• Exercise goal:
Transcribe every line of the records verbatim.

(Items from a figure collection)

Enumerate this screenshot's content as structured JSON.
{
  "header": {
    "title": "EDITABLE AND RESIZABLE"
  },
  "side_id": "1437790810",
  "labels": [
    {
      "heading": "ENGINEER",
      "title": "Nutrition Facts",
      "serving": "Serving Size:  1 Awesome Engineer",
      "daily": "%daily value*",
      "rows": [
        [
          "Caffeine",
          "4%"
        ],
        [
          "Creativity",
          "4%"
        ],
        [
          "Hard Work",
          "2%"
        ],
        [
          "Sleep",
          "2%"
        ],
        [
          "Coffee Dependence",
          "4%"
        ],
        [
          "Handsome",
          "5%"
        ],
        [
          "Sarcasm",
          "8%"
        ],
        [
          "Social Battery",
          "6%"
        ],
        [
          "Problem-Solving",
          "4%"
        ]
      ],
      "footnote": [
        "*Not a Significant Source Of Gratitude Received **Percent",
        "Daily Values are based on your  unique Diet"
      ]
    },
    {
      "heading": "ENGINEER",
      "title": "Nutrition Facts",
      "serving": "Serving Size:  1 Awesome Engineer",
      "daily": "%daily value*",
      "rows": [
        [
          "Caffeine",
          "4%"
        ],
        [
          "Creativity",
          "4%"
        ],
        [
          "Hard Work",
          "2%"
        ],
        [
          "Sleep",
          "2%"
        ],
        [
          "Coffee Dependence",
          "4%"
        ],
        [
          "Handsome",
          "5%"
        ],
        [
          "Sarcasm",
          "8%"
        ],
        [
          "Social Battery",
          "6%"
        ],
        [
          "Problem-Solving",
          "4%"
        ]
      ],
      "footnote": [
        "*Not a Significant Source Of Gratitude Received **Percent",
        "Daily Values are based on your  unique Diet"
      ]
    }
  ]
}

• Final result:
Enumerate this screenshot's content as structured JSON.
{
  "header": {
    "title": "EDITABLE AND RESIZABLE"
  },
  "side_id": "1437790810",
  "labels": [
    {
      "heading": "ENGINEER",
      "title": "Nutrition Facts",
      "serving": "Serving Size:  1 Awesome Engineer",
      "daily": "%daily value*",
      "rows": [
        [
          "Caffeine",
          "4%"
        ],
        [
          "Creativity",
          "4%"
        ],
        [
          "Hard Work",
          "2%"
        ],
        [
          "Sleep",
          "2%"
        ],
        [
          "Coffee Dependence",
          "4%"
        ],
        [
          "Handsome",
          "5%"
        ],
        [
          "Sarcasm",
          "8%"
        ],
        [
          "Social Battery",
          "6%"
        ],
        [
          "Problem-Solving",
          "4%"
        ]
      ],
      "footnote": [
        "*Not a Significant Source Of Gratitude Received **Percent",
        "Daily Values are based on your  unique Diet"
      ]
    },
    {
      "heading": "ENGINEER",
      "title": "Nutrition Facts",
      "serving": "Serving Size:  1 Awesome Engineer",
      "daily": "%daily value*",
      "rows": [
        [
          "Caffeine",
          "4%"
        ],
        [
          "Creativity",
          "4%"
        ],
        [
          "Hard Work",
          "2%"
        ],
        [
          "Sleep",
          "2%"
        ],
        [
          "Coffee Dependence",
          "4%"
        ],
        [
          "Handsome",
          "5%"
        ],
        [
          "Sarcasm",
          "8%"
        ],
        [
          "Social Battery",
          "6%"
        ],
        [
          "Problem-Solving",
          "4%"
        ]
      ],
      "footnote": [
        "*Not a Significant Source Of Gratitude Received **Percent",
        "Daily Values are based on your  unique Diet"
      ]
    }
  ]
}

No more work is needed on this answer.